## WHAT YOU HAVE TO DO
State how many lines of the entries hold the string "this", and nothing more.

## GIVEN RECORDS
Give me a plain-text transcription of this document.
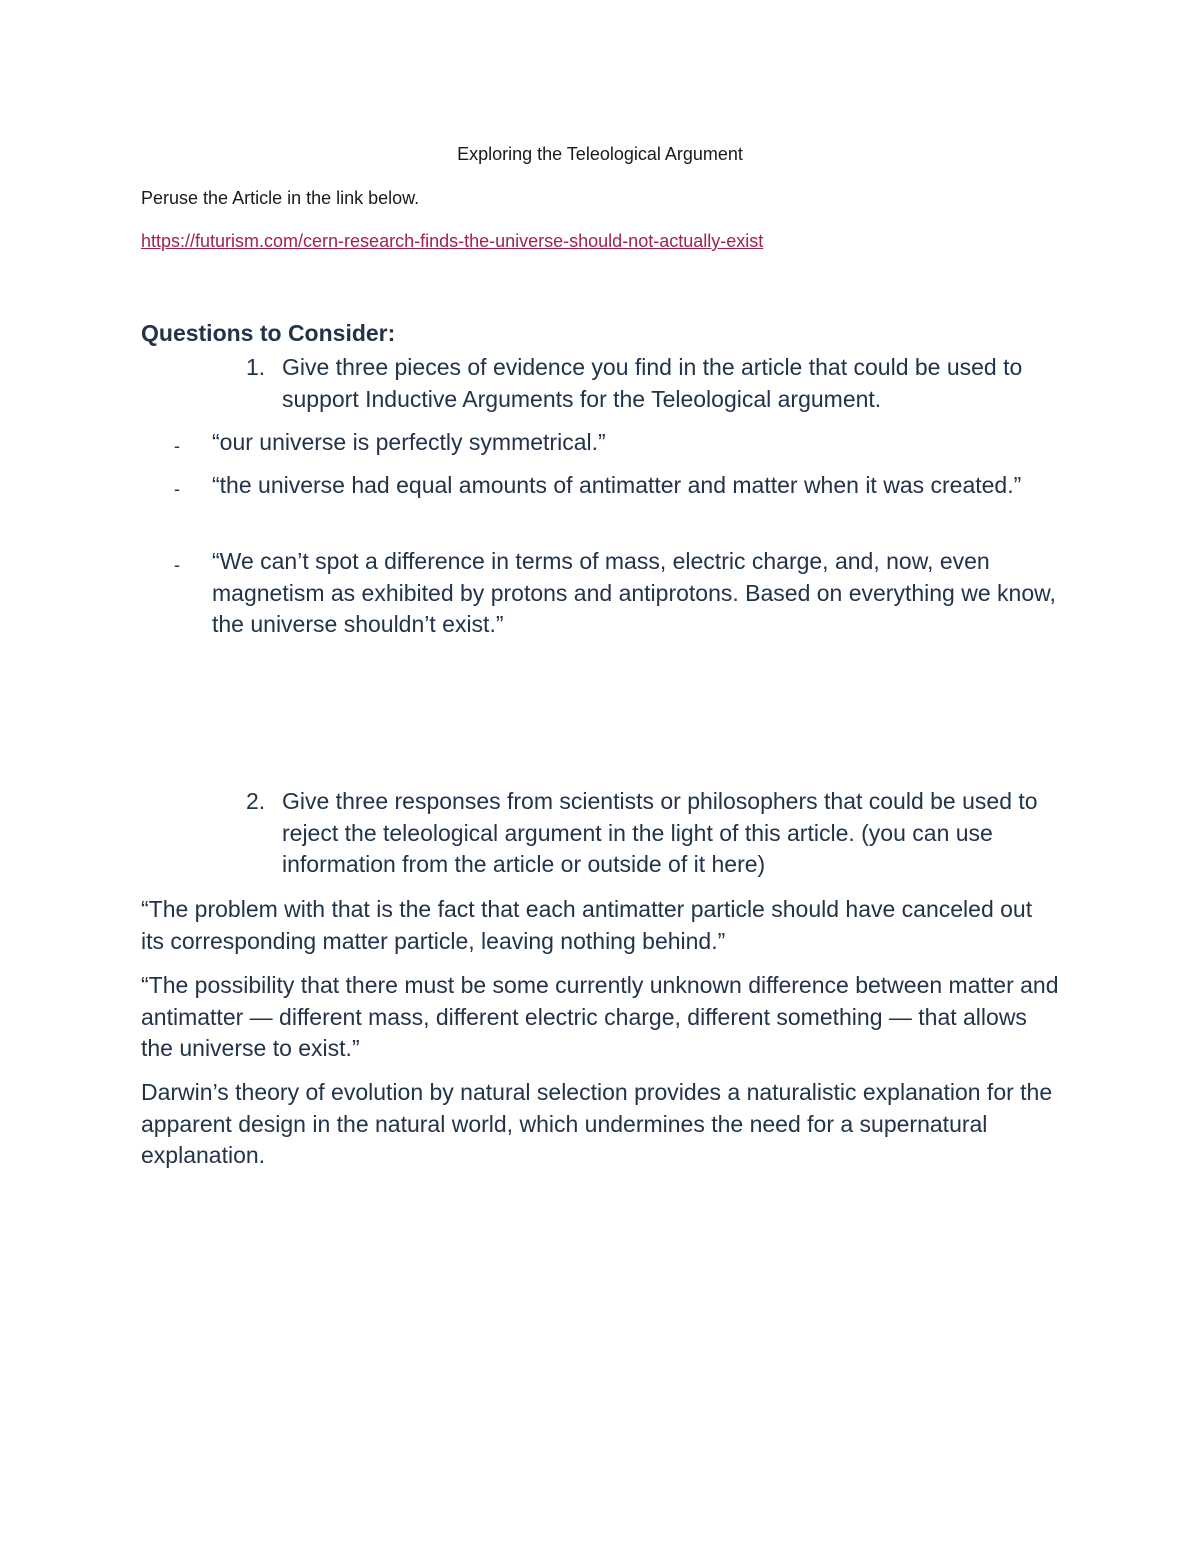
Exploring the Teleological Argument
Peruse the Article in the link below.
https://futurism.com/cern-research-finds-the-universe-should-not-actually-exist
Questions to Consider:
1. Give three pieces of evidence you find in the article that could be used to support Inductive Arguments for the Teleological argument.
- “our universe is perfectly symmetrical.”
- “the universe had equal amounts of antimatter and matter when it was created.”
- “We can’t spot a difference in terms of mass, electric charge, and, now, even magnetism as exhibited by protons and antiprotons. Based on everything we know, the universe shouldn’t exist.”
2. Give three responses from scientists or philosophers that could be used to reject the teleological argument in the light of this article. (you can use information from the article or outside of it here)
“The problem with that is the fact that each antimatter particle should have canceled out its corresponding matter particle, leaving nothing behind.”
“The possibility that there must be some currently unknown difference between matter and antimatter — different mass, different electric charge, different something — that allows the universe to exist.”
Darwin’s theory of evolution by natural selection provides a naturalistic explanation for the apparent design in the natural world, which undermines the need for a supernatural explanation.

## WRITTEN SOLUTION
2